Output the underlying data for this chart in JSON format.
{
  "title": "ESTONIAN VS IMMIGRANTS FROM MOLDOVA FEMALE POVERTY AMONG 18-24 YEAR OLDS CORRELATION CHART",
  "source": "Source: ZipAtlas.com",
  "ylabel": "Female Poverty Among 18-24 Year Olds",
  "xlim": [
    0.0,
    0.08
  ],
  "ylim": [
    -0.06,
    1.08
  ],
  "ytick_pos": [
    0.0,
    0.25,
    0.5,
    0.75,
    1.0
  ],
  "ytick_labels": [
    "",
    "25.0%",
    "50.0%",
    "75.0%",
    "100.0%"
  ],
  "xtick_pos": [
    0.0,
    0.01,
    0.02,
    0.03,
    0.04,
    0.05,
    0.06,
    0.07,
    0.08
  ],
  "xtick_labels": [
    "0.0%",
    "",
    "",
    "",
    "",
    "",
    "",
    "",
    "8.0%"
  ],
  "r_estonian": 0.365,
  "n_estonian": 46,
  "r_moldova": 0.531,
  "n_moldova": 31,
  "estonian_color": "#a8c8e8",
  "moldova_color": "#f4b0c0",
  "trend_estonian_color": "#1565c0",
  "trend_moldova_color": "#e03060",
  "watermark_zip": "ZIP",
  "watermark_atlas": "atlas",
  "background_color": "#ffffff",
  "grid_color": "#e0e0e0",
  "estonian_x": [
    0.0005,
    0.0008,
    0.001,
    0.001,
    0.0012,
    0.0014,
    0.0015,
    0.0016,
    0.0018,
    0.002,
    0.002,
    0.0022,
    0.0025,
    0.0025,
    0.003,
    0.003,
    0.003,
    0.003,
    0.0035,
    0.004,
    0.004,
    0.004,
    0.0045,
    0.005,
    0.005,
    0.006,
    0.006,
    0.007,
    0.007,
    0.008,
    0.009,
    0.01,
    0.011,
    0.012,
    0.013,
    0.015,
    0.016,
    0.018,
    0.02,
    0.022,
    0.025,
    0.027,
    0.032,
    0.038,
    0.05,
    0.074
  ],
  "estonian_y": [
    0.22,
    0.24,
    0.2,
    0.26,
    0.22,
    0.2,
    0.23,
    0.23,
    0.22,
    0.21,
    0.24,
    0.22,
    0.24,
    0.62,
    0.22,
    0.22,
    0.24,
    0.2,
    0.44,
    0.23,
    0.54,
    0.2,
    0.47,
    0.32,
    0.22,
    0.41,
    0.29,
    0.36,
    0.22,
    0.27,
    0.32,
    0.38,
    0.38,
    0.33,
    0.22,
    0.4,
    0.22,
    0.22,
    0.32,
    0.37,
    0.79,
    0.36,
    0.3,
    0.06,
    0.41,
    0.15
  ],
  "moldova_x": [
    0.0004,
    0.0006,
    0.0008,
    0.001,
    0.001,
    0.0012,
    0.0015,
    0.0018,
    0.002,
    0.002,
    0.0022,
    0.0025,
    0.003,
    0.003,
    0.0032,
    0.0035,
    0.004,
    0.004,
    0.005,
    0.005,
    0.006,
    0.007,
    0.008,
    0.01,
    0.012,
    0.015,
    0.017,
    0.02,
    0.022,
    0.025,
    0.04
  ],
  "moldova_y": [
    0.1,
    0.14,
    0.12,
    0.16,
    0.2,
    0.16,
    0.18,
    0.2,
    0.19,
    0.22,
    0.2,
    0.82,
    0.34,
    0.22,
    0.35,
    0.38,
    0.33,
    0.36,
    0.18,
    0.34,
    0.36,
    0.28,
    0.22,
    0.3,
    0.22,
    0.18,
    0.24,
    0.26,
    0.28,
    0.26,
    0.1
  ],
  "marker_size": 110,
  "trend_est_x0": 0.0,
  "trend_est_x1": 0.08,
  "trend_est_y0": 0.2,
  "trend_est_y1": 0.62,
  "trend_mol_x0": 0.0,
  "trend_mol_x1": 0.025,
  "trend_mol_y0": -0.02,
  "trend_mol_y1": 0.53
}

**Given exercise**
Return all of the entries exactly as written.

**Exercise output**
Output the underlying data for this chart in JSON format.
{
  "title": "ESTONIAN VS IMMIGRANTS FROM MOLDOVA FEMALE POVERTY AMONG 18-24 YEAR OLDS CORRELATION CHART",
  "source": "Source: ZipAtlas.com",
  "ylabel": "Female Poverty Among 18-24 Year Olds",
  "xlim": [
    0.0,
    0.08
  ],
  "ylim": [
    -0.06,
    1.08
  ],
  "ytick_pos": [
    0.0,
    0.25,
    0.5,
    0.75,
    1.0
  ],
  "ytick_labels": [
    "",
    "25.0%",
    "50.0%",
    "75.0%",
    "100.0%"
  ],
  "xtick_pos": [
    0.0,
    0.01,
    0.02,
    0.03,
    0.04,
    0.05,
    0.06,
    0.07,
    0.08
  ],
  "xtick_labels": [
    "0.0%",
    "",
    "",
    "",
    "",
    "",
    "",
    "",
    "8.0%"
  ],
  "r_estonian": 0.365,
  "n_estonian": 46,
  "r_moldova": 0.531,
  "n_moldova": 31,
  "estonian_color": "#a8c8e8",
  "moldova_color": "#f4b0c0",
  "trend_estonian_color": "#1565c0",
  "trend_moldova_color": "#e03060",
  "watermark_zip": "ZIP",
  "watermark_atlas": "atlas",
  "background_color": "#ffffff",
  "grid_color": "#e0e0e0",
  "estonian_x": [
    0.0005,
    0.0008,
    0.001,
    0.001,
    0.0012,
    0.0014,
    0.0015,
    0.0016,
    0.0018,
    0.002,
    0.002,
    0.0022,
    0.0025,
    0.0025,
    0.003,
    0.003,
    0.003,
    0.003,
    0.0035,
    0.004,
    0.004,
    0.004,
    0.0045,
    0.005,
    0.005,
    0.006,
    0.006,
    0.007,
    0.007,
    0.008,
    0.009,
    0.01,
    0.011,
    0.012,
    0.013,
    0.015,
    0.016,
    0.018,
    0.02,
    0.022,
    0.025,
    0.027,
    0.032,
    0.038,
    0.05,
    0.074
  ],
  "estonian_y": [
    0.22,
    0.24,
    0.2,
    0.26,
    0.22,
    0.2,
    0.23,
    0.23,
    0.22,
    0.21,
    0.24,
    0.22,
    0.24,
    0.62,
    0.22,
    0.22,
    0.24,
    0.2,
    0.44,
    0.23,
    0.54,
    0.2,
    0.47,
    0.32,
    0.22,
    0.41,
    0.29,
    0.36,
    0.22,
    0.27,
    0.32,
    0.38,
    0.38,
    0.33,
    0.22,
    0.4,
    0.22,
    0.22,
    0.32,
    0.37,
    0.79,
    0.36,
    0.3,
    0.06,
    0.41,
    0.15
  ],
  "moldova_x": [
    0.0004,
    0.0006,
    0.0008,
    0.001,
    0.001,
    0.0012,
    0.0015,
    0.0018,
    0.002,
    0.002,
    0.0022,
    0.0025,
    0.003,
    0.003,
    0.0032,
    0.0035,
    0.004,
    0.004,
    0.005,
    0.005,
    0.006,
    0.007,
    0.008,
    0.01,
    0.012,
    0.015,
    0.017,
    0.02,
    0.022,
    0.025,
    0.04
  ],
  "moldova_y": [
    0.1,
    0.14,
    0.12,
    0.16,
    0.2,
    0.16,
    0.18,
    0.2,
    0.19,
    0.22,
    0.2,
    0.82,
    0.34,
    0.22,
    0.35,
    0.38,
    0.33,
    0.36,
    0.18,
    0.34,
    0.36,
    0.28,
    0.22,
    0.3,
    0.22,
    0.18,
    0.24,
    0.26,
    0.28,
    0.26,
    0.1
  ],
  "marker_size": 110,
  "trend_est_x0": 0.0,
  "trend_est_x1": 0.08,
  "trend_est_y0": 0.2,
  "trend_est_y1": 0.62,
  "trend_mol_x0": 0.0,
  "trend_mol_x1": 0.025,
  "trend_mol_y0": -0.02,
  "trend_mol_y1": 0.53
}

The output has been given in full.